**** Data supplied ****
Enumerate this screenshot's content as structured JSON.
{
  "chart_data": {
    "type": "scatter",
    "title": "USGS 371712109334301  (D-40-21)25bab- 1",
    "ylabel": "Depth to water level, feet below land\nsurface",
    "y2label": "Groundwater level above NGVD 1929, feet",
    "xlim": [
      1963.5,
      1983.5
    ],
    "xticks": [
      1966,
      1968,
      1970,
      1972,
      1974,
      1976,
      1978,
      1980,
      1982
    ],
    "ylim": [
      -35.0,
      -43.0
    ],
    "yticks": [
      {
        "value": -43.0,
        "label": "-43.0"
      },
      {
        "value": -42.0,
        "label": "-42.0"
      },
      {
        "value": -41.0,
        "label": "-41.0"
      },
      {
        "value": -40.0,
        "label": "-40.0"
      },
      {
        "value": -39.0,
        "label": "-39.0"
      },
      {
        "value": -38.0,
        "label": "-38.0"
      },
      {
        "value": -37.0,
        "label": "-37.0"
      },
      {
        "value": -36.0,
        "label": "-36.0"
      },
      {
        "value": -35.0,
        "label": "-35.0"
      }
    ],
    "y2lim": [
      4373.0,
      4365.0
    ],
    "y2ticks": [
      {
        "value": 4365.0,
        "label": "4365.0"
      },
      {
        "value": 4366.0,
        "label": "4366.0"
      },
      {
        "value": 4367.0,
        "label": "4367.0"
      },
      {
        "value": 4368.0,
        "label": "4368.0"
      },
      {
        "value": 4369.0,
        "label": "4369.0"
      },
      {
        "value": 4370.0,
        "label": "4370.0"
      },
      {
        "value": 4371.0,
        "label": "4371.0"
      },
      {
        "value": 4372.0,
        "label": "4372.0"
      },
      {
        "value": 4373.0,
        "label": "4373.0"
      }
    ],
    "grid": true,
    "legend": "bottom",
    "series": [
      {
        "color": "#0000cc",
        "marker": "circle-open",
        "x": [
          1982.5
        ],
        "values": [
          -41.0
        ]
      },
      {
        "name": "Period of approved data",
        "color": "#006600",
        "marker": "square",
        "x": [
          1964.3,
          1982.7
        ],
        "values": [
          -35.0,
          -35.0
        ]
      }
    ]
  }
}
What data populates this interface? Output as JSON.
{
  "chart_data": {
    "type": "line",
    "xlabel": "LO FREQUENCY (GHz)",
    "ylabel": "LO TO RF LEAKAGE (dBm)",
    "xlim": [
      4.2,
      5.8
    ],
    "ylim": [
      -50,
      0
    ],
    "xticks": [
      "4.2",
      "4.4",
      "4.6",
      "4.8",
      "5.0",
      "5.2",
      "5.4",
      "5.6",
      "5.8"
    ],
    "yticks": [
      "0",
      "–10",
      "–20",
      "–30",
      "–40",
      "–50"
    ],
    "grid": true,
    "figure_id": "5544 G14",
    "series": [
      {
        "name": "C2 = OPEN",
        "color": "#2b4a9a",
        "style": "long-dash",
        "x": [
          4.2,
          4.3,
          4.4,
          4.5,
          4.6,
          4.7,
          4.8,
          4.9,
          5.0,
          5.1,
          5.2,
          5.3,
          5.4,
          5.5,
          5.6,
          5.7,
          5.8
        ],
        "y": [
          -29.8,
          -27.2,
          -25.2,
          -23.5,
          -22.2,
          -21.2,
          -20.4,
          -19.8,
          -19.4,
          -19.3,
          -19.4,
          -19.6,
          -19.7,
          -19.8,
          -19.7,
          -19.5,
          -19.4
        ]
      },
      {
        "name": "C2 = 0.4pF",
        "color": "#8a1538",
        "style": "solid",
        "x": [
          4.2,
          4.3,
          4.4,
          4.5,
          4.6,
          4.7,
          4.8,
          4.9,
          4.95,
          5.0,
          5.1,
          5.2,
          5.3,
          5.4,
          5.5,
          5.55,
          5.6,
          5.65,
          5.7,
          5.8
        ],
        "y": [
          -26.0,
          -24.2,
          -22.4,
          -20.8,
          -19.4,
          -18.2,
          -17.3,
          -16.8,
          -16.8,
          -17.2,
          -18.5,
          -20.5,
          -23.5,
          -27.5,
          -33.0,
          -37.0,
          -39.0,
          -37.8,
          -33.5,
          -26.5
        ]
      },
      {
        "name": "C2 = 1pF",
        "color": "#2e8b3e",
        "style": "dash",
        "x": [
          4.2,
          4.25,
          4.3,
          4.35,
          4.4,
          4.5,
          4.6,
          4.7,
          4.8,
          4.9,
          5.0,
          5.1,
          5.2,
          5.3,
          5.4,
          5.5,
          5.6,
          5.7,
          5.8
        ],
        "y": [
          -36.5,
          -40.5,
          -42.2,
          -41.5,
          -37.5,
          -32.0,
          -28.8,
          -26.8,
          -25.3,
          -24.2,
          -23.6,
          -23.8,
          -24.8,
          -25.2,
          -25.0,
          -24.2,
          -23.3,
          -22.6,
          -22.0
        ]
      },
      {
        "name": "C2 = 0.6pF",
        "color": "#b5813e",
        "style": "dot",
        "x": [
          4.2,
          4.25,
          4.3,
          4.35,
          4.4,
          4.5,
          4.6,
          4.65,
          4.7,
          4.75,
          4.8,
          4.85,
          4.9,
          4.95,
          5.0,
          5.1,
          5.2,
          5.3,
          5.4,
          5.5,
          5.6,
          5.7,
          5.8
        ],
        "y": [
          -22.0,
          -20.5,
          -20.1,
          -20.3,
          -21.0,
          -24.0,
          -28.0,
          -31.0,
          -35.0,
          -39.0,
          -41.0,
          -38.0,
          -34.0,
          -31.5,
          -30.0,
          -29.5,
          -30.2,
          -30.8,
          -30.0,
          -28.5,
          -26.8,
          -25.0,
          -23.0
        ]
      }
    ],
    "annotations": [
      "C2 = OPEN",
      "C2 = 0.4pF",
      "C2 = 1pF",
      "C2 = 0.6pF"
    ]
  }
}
****
Required work: Each entry is to be returned in full, character for character.

Response to the task:
Enumerate this screenshot's content as structured JSON.
{
  "chart_data": {
    "type": "scatter",
    "title": "USGS 371712109334301  (D-40-21)25bab- 1",
    "ylabel": "Depth to water level, feet below land\nsurface",
    "y2label": "Groundwater level above NGVD 1929, feet",
    "xlim": [
      1963.5,
      1983.5
    ],
    "xticks": [
      1966,
      1968,
      1970,
      1972,
      1974,
      1976,
      1978,
      1980,
      1982
    ],
    "ylim": [
      -35.0,
      -43.0
    ],
    "yticks": [
      {
        "value": -43.0,
        "label": "-43.0"
      },
      {
        "value": -42.0,
        "label": "-42.0"
      },
      {
        "value": -41.0,
        "label": "-41.0"
      },
      {
        "value": -40.0,
        "label": "-40.0"
      },
      {
        "value": -39.0,
        "label": "-39.0"
      },
      {
        "value": -38.0,
        "label": "-38.0"
      },
      {
        "value": -37.0,
        "label": "-37.0"
      },
      {
        "value": -36.0,
        "label": "-36.0"
      },
      {
        "value": -35.0,
        "label": "-35.0"
      }
    ],
    "y2lim": [
      4373.0,
      4365.0
    ],
    "y2ticks": [
      {
        "value": 4365.0,
        "label": "4365.0"
      },
      {
        "value": 4366.0,
        "label": "4366.0"
      },
      {
        "value": 4367.0,
        "label": "4367.0"
      },
      {
        "value": 4368.0,
        "label": "4368.0"
      },
      {
        "value": 4369.0,
        "label": "4369.0"
      },
      {
        "value": 4370.0,
        "label": "4370.0"
      },
      {
        "value": 4371.0,
        "label": "4371.0"
      },
      {
        "value": 4372.0,
        "label": "4372.0"
      },
      {
        "value": 4373.0,
        "label": "4373.0"
      }
    ],
    "grid": true,
    "legend": "bottom",
    "series": [
      {
        "color": "#0000cc",
        "marker": "circle-open",
        "x": [
          1982.5
        ],
        "values": [
          -41.0
        ]
      },
      {
        "name": "Period of approved data",
        "color": "#006600",
        "marker": "square",
        "x": [
          1964.3,
          1982.7
        ],
        "values": [
          -35.0,
          -35.0
        ]
      }
    ]
  }
}
What data populates this interface? Output as JSON.
{
  "chart_data": {
    "type": "line",
    "xlabel": "LO FREQUENCY (GHz)",
    "ylabel": "LO TO RF LEAKAGE (dBm)",
    "xlim": [
      4.2,
      5.8
    ],
    "ylim": [
      -50,
      0
    ],
    "xticks": [
      "4.2",
      "4.4",
      "4.6",
      "4.8",
      "5.0",
      "5.2",
      "5.4",
      "5.6",
      "5.8"
    ],
    "yticks": [
      "0",
      "–10",
      "–20",
      "–30",
      "–40",
      "–50"
    ],
    "grid": true,
    "figure_id": "5544 G14",
    "series": [
      {
        "name": "C2 = OPEN",
        "color": "#2b4a9a",
        "style": "long-dash",
        "x": [
          4.2,
          4.3,
          4.4,
          4.5,
          4.6,
          4.7,
          4.8,
          4.9,
          5.0,
          5.1,
          5.2,
          5.3,
          5.4,
          5.5,
          5.6,
          5.7,
          5.8
        ],
        "y": [
          -29.8,
          -27.2,
          -25.2,
          -23.5,
          -22.2,
          -21.2,
          -20.4,
          -19.8,
          -19.4,
          -19.3,
          -19.4,
          -19.6,
          -19.7,
          -19.8,
          -19.7,
          -19.5,
          -19.4
        ]
      },
      {
        "name": "C2 = 0.4pF",
        "color": "#8a1538",
        "style": "solid",
        "x": [
          4.2,
          4.3,
          4.4,
          4.5,
          4.6,
          4.7,
          4.8,
          4.9,
          4.95,
          5.0,
          5.1,
          5.2,
          5.3,
          5.4,
          5.5,
          5.55,
          5.6,
          5.65,
          5.7,
          5.8
        ],
        "y": [
          -26.0,
          -24.2,
          -22.4,
          -20.8,
          -19.4,
          -18.2,
          -17.3,
          -16.8,
          -16.8,
          -17.2,
          -18.5,
          -20.5,
          -23.5,
          -27.5,
          -33.0,
          -37.0,
          -39.0,
          -37.8,
          -33.5,
          -26.5
        ]
      },
      {
        "name": "C2 = 1pF",
        "color": "#2e8b3e",
        "style": "dash",
        "x": [
          4.2,
          4.25,
          4.3,
          4.35,
          4.4,
          4.5,
          4.6,
          4.7,
          4.8,
          4.9,
          5.0,
          5.1,
          5.2,
          5.3,
          5.4,
          5.5,
          5.6,
          5.7,
          5.8
        ],
        "y": [
          -36.5,
          -40.5,
          -42.2,
          -41.5,
          -37.5,
          -32.0,
          -28.8,
          -26.8,
          -25.3,
          -24.2,
          -23.6,
          -23.8,
          -24.8,
          -25.2,
          -25.0,
          -24.2,
          -23.3,
          -22.6,
          -22.0
        ]
      },
      {
        "name": "C2 = 0.6pF",
        "color": "#b5813e",
        "style": "dot",
        "x": [
          4.2,
          4.25,
          4.3,
          4.35,
          4.4,
          4.5,
          4.6,
          4.65,
          4.7,
          4.75,
          4.8,
          4.85,
          4.9,
          4.95,
          5.0,
          5.1,
          5.2,
          5.3,
          5.4,
          5.5,
          5.6,
          5.7,
          5.8
        ],
        "y": [
          -22.0,
          -20.5,
          -20.1,
          -20.3,
          -21.0,
          -24.0,
          -28.0,
          -31.0,
          -35.0,
          -39.0,
          -41.0,
          -38.0,
          -34.0,
          -31.5,
          -30.0,
          -29.5,
          -30.2,
          -30.8,
          -30.0,
          -28.5,
          -26.8,
          -25.0,
          -23.0
        ]
      }
    ],
    "annotations": [
      "C2 = OPEN",
      "C2 = 0.4pF",
      "C2 = 1pF",
      "C2 = 0.6pF"
    ]
  }
}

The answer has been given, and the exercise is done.